# EXERCISE BRIEF
Every entry below should be transcribed exactly; pictures stay out of the copy.

======== GIVEN ENTRIES

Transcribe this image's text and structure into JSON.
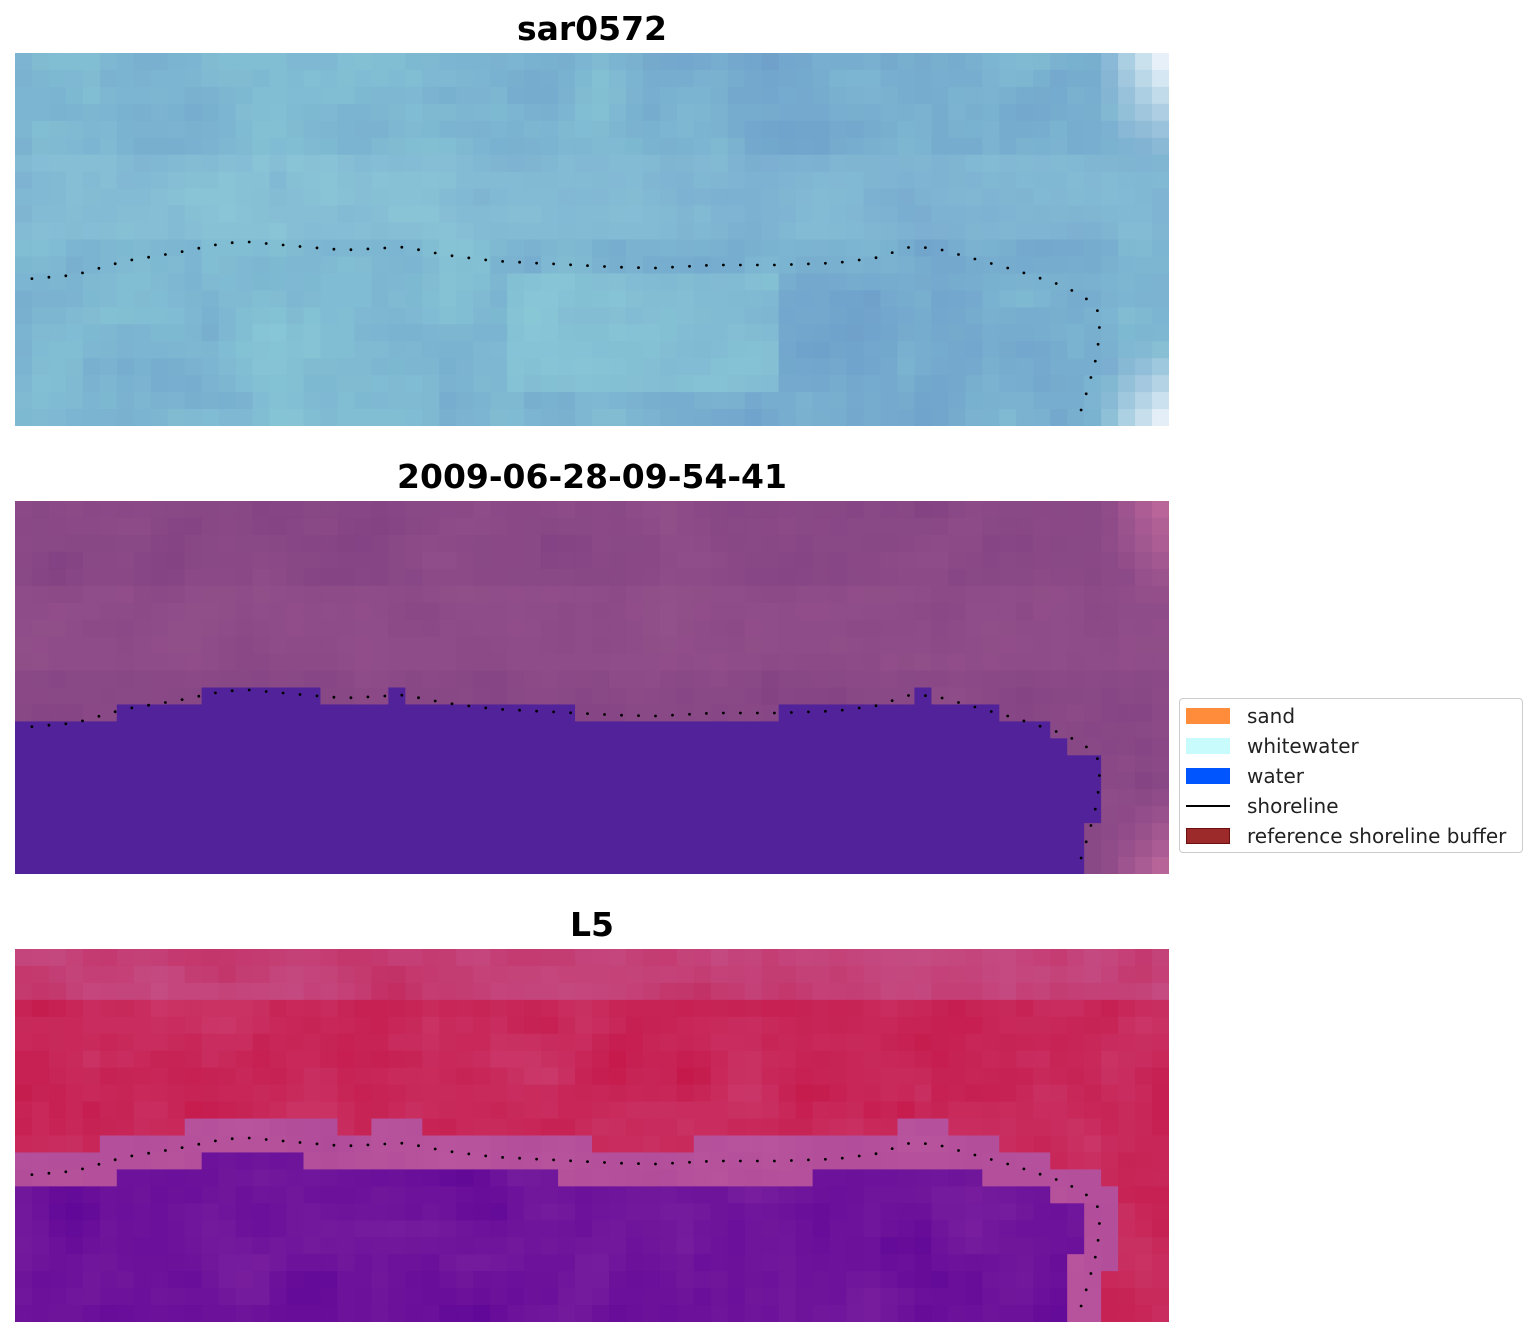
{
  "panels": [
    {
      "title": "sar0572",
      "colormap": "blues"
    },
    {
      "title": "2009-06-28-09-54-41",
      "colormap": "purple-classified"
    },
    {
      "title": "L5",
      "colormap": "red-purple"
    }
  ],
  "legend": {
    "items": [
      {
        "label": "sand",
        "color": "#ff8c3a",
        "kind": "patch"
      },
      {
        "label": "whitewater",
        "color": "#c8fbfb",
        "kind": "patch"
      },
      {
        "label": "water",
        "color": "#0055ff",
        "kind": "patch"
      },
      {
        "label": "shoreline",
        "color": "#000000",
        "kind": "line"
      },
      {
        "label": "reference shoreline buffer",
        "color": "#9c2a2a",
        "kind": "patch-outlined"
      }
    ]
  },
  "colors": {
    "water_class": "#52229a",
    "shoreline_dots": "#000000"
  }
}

================

# TASK RESULT
Transcribe this image's text and structure into JSON.
{
  "panels": [
    {
      "title": "sar0572",
      "colormap": "blues"
    },
    {
      "title": "2009-06-28-09-54-41",
      "colormap": "purple-classified"
    },
    {
      "title": "L5",
      "colormap": "red-purple"
    }
  ],
  "legend": {
    "items": [
      {
        "label": "sand",
        "color": "#ff8c3a",
        "kind": "patch"
      },
      {
        "label": "whitewater",
        "color": "#c8fbfb",
        "kind": "patch"
      },
      {
        "label": "water",
        "color": "#0055ff",
        "kind": "patch"
      },
      {
        "label": "shoreline",
        "color": "#000000",
        "kind": "line"
      },
      {
        "label": "reference shoreline buffer",
        "color": "#9c2a2a",
        "kind": "patch-outlined"
      }
    ]
  },
  "colors": {
    "water_class": "#52229a",
    "shoreline_dots": "#000000"
  }
}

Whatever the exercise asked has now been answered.